START MATERIAL

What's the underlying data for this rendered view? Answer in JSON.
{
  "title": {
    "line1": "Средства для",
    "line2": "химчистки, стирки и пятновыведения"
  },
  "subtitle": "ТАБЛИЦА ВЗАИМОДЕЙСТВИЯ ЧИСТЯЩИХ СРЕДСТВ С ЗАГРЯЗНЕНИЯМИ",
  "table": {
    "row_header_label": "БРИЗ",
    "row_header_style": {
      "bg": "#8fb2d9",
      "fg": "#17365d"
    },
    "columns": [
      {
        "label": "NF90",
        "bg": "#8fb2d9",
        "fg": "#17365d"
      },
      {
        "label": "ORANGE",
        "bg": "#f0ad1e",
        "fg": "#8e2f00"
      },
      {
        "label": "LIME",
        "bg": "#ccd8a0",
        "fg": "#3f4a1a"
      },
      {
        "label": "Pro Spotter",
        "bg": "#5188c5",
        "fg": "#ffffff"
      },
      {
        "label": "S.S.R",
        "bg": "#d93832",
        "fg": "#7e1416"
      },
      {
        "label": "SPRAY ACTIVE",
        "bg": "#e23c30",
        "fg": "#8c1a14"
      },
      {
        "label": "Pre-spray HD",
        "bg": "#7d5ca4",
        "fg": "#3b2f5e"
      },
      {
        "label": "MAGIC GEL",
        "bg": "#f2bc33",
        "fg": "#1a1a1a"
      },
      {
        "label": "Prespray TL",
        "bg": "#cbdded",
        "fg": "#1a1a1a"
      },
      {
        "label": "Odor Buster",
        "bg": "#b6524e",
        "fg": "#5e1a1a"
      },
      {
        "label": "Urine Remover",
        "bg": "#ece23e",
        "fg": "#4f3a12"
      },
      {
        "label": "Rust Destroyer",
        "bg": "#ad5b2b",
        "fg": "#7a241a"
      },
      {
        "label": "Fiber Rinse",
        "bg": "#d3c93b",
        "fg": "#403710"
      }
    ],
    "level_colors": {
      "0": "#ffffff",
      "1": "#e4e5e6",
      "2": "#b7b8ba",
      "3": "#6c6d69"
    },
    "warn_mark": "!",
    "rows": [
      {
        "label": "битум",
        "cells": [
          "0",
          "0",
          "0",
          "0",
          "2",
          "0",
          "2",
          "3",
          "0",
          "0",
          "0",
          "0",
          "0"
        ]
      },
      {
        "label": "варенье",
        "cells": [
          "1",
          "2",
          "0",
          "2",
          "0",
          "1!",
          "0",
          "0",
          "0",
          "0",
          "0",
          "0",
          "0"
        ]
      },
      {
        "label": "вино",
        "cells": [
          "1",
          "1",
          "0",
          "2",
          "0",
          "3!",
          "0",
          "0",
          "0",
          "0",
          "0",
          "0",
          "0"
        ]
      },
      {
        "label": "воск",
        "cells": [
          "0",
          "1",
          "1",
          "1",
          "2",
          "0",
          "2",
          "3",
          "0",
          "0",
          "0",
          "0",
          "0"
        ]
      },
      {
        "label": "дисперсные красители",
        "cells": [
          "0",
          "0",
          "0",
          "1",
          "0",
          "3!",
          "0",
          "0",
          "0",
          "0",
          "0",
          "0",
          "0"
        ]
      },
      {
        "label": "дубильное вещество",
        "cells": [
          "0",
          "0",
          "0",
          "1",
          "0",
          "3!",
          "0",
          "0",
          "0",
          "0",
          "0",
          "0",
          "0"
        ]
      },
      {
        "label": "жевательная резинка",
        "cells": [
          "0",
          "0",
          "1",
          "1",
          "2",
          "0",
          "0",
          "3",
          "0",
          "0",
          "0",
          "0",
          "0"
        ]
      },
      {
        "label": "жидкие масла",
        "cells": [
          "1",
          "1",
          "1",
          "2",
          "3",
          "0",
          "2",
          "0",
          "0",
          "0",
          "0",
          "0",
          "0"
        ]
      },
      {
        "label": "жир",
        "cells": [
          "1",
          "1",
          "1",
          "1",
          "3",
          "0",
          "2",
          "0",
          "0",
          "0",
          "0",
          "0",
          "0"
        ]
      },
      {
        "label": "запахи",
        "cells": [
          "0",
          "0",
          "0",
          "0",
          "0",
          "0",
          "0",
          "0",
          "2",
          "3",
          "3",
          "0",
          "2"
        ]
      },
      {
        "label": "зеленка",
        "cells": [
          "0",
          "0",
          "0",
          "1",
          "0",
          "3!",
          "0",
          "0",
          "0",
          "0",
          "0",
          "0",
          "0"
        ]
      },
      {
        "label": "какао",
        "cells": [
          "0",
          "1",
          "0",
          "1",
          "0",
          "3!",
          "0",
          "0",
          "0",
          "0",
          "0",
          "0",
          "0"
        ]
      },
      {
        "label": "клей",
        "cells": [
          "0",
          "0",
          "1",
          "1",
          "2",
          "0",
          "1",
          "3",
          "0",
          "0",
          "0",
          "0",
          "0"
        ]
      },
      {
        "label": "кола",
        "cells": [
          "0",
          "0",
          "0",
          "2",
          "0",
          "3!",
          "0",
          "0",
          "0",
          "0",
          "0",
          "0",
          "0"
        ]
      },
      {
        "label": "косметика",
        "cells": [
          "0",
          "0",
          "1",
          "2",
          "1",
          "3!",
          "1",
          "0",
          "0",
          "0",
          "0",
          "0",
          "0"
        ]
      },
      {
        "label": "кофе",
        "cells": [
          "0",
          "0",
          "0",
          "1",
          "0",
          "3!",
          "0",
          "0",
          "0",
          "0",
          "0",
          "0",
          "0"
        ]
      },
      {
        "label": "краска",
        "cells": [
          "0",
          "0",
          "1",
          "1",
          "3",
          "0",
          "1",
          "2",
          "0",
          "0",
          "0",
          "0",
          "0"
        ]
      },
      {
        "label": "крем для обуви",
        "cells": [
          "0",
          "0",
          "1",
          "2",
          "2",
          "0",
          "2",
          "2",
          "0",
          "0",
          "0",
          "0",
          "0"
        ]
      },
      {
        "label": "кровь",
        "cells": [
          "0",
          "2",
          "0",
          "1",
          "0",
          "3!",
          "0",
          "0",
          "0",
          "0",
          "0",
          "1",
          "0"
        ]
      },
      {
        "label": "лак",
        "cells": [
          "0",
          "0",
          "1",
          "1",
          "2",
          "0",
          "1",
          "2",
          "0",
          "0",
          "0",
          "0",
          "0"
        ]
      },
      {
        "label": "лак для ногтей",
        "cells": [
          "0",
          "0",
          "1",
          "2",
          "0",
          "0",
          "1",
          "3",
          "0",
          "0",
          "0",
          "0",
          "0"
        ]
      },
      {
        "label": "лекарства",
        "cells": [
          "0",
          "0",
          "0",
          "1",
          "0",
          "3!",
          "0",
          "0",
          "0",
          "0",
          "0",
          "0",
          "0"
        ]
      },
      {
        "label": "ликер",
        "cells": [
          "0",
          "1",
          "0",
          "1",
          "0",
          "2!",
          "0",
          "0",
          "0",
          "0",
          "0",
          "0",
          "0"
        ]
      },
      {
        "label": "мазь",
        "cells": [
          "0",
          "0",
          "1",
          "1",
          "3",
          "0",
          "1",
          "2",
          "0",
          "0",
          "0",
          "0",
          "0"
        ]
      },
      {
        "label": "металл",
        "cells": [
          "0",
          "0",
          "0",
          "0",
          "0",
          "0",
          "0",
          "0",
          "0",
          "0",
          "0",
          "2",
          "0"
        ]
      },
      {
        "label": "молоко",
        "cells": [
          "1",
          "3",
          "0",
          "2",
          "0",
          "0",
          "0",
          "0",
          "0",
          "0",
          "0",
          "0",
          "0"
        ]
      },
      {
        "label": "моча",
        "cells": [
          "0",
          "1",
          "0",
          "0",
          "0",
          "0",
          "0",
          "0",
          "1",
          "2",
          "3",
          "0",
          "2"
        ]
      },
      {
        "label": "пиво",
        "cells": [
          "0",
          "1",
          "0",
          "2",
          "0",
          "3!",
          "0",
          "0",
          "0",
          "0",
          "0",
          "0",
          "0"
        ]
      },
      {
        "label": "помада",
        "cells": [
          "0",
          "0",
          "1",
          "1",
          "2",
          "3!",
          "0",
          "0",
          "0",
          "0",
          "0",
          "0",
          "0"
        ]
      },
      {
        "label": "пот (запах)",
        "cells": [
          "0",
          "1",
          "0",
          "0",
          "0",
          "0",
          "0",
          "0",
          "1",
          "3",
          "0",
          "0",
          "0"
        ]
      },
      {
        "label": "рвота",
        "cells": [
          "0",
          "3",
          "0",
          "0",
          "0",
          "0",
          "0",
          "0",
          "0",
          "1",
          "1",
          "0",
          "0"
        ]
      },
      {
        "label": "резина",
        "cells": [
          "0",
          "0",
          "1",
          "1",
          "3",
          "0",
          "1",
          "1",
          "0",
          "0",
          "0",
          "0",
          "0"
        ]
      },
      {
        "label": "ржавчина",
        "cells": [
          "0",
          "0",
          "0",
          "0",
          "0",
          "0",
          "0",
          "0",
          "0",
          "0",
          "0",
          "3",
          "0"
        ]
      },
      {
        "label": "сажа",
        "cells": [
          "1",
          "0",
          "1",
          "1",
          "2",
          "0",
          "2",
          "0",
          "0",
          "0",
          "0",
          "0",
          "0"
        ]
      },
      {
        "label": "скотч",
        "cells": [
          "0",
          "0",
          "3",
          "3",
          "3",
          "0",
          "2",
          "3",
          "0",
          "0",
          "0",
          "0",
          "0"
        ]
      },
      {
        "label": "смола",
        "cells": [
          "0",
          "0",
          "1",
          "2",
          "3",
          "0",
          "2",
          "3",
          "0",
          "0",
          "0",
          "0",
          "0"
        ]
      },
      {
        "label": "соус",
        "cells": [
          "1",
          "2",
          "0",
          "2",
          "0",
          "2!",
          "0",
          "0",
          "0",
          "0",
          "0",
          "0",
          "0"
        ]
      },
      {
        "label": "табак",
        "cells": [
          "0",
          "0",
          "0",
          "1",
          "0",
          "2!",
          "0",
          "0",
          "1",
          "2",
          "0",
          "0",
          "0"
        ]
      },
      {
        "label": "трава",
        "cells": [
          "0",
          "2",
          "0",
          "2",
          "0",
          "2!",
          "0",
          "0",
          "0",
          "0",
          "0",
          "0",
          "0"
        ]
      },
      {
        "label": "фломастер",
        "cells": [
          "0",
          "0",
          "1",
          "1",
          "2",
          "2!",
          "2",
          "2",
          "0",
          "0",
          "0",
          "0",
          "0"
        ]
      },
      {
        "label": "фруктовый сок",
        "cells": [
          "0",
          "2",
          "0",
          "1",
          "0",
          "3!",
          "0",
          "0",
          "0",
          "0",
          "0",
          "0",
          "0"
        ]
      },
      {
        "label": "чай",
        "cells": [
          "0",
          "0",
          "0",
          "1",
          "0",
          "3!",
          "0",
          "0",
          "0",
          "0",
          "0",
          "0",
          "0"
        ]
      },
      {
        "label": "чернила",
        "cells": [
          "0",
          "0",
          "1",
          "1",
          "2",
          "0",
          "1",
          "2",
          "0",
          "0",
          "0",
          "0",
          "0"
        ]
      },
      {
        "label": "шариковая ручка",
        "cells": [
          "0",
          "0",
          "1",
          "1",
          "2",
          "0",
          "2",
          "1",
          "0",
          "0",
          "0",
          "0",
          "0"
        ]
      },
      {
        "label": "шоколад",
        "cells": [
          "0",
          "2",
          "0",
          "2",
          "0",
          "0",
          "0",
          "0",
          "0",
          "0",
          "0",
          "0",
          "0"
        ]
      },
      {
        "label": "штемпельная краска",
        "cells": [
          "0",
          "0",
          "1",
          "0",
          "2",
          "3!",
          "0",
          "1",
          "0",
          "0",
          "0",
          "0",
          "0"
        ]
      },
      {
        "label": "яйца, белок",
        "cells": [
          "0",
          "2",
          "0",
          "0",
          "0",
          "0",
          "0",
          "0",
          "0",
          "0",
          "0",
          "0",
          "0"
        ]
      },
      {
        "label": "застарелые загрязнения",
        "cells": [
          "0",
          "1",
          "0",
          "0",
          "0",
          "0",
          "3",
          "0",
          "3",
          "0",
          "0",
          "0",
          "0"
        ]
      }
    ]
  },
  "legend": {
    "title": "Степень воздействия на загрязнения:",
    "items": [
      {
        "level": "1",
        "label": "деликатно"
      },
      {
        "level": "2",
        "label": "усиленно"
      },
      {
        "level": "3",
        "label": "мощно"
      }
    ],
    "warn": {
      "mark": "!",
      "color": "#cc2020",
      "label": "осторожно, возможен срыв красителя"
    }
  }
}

END MATERIAL

• WHAT IS BEING ASKED: From the data above, copy each line that holds "краска".

• EXERCISE OUTPUT:
        "label": "краска",
        "label": "штемпельная краска",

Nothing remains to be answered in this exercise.